▸ **Written problem**: Write out each record again exactly as it stands.

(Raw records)
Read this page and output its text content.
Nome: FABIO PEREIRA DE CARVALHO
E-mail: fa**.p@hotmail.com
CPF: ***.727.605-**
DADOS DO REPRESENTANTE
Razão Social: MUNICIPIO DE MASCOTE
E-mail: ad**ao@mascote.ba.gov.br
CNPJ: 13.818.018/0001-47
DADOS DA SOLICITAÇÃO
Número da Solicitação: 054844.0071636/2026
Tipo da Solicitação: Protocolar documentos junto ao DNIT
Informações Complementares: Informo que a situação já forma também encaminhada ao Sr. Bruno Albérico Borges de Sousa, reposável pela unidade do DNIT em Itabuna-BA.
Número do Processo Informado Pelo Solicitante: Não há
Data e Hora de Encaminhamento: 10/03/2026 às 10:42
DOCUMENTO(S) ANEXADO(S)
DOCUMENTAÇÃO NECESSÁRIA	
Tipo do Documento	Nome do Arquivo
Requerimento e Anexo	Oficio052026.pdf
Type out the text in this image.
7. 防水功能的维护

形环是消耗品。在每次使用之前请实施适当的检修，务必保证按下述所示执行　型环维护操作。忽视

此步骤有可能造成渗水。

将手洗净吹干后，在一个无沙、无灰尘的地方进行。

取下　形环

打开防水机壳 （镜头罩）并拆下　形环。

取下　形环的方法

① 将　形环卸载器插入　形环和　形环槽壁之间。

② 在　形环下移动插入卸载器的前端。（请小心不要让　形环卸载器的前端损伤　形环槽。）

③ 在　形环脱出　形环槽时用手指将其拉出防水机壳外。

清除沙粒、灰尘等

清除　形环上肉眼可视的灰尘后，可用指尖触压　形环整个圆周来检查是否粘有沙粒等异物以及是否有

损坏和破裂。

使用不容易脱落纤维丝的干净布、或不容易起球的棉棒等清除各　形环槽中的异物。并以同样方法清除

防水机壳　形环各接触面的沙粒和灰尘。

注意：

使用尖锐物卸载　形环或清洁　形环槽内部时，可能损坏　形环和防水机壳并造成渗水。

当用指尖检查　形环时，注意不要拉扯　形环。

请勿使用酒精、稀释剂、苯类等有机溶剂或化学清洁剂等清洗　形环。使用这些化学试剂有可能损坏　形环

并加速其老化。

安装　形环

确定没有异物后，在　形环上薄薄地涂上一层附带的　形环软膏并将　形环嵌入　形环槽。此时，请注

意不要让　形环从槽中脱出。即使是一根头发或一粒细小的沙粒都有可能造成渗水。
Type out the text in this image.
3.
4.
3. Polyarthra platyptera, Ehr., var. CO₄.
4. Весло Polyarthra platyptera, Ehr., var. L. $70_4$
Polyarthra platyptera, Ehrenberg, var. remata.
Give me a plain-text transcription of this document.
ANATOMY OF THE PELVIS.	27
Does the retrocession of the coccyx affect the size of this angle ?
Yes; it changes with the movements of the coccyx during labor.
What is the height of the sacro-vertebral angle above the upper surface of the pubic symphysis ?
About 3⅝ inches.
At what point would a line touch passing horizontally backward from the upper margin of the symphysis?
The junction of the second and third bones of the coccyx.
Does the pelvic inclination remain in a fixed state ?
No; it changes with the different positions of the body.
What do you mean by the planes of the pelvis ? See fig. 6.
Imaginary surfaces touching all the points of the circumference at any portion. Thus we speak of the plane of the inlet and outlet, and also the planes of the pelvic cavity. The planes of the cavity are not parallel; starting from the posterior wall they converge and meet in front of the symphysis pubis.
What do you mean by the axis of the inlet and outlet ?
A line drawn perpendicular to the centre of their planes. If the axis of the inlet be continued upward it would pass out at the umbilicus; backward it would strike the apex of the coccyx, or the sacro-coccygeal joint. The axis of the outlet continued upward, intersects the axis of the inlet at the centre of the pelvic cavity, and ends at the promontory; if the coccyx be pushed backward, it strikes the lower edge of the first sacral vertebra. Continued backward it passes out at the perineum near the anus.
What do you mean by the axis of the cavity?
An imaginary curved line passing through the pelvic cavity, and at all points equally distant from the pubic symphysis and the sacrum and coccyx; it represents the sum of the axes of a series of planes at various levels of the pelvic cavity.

▸ **Task solution**:
Read this page and output its text content.
Nome: FABIO PEREIRA DE CARVALHO
E-mail: fa**.p@hotmail.com
CPF: ***.727.605-**
DADOS DO REPRESENTANTE
Razão Social: MUNICIPIO DE MASCOTE
E-mail: ad**ao@mascote.ba.gov.br
CNPJ: 13.818.018/0001-47
DADOS DA SOLICITAÇÃO
Número da Solicitação: 054844.0071636/2026
Tipo da Solicitação: Protocolar documentos junto ao DNIT
Informações Complementares: Informo que a situação já forma também encaminhada ao Sr. Bruno Albérico Borges de Sousa, reposável pela unidade do DNIT em Itabuna-BA.
Número do Processo Informado Pelo Solicitante: Não há
Data e Hora de Encaminhamento: 10/03/2026 às 10:42
DOCUMENTO(S) ANEXADO(S)
DOCUMENTAÇÃO NECESSÁRIA	
Tipo do Documento	Nome do Arquivo
Requerimento e Anexo	Oficio052026.pdf
Type out the text in this image.
7. 防水功能的维护

形环是消耗品。在每次使用之前请实施适当的检修，务必保证按下述所示执行　型环维护操作。忽视

此步骤有可能造成渗水。

将手洗净吹干后，在一个无沙、无灰尘的地方进行。

取下　形环

打开防水机壳 （镜头罩）并拆下　形环。

取下　形环的方法

① 将　形环卸载器插入　形环和　形环槽壁之间。

② 在　形环下移动插入卸载器的前端。（请小心不要让　形环卸载器的前端损伤　形环槽。）

③ 在　形环脱出　形环槽时用手指将其拉出防水机壳外。

清除沙粒、灰尘等

清除　形环上肉眼可视的灰尘后，可用指尖触压　形环整个圆周来检查是否粘有沙粒等异物以及是否有

损坏和破裂。

使用不容易脱落纤维丝的干净布、或不容易起球的棉棒等清除各　形环槽中的异物。并以同样方法清除

防水机壳　形环各接触面的沙粒和灰尘。

注意：

使用尖锐物卸载　形环或清洁　形环槽内部时，可能损坏　形环和防水机壳并造成渗水。

当用指尖检查　形环时，注意不要拉扯　形环。

请勿使用酒精、稀释剂、苯类等有机溶剂或化学清洁剂等清洗　形环。使用这些化学试剂有可能损坏　形环

并加速其老化。

安装　形环

确定没有异物后，在　形环上薄薄地涂上一层附带的　形环软膏并将　形环嵌入　形环槽。此时，请注

意不要让　形环从槽中脱出。即使是一根头发或一粒细小的沙粒都有可能造成渗水。
Type out the text in this image.
3.
4.
3. Polyarthra platyptera, Ehr., var. CO₄.
4. Весло Polyarthra platyptera, Ehr., var. L. $70_4$
Polyarthra platyptera, Ehrenberg, var. remata.
Give me a plain-text transcription of this document.
ANATOMY OF THE PELVIS.	27
Does the retrocession of the coccyx affect the size of this angle ?
Yes; it changes with the movements of the coccyx during labor.
What is the height of the sacro-vertebral angle above the upper surface of the pubic symphysis ?
About 3⅝ inches.
At what point would a line touch passing horizontally backward from the upper margin of the symphysis?
The junction of the second and third bones of the coccyx.
Does the pelvic inclination remain in a fixed state ?
No; it changes with the different positions of the body.
What do you mean by the planes of the pelvis ? See fig. 6.
Imaginary surfaces touching all the points of the circumference at any portion. Thus we speak of the plane of the inlet and outlet, and also the planes of the pelvic cavity. The planes of the cavity are not parallel; starting from the posterior wall they converge and meet in front of the symphysis pubis.
What do you mean by the axis of the inlet and outlet ?
A line drawn perpendicular to the centre of their planes. If the axis of the inlet be continued upward it would pass out at the umbilicus; backward it would strike the apex of the coccyx, or the sacro-coccygeal joint. The axis of the outlet continued upward, intersects the axis of the inlet at the centre of the pelvic cavity, and ends at the promontory; if the coccyx be pushed backward, it strikes the lower edge of the first sacral vertebra. Continued backward it passes out at the perineum near the anus.
What do you mean by the axis of the cavity?
An imaginary curved line passing through the pelvic cavity, and at all points equally distant from the pubic symphysis and the sacrum and coccyx; it represents the sum of the axes of a series of planes at various levels of the pelvic cavity.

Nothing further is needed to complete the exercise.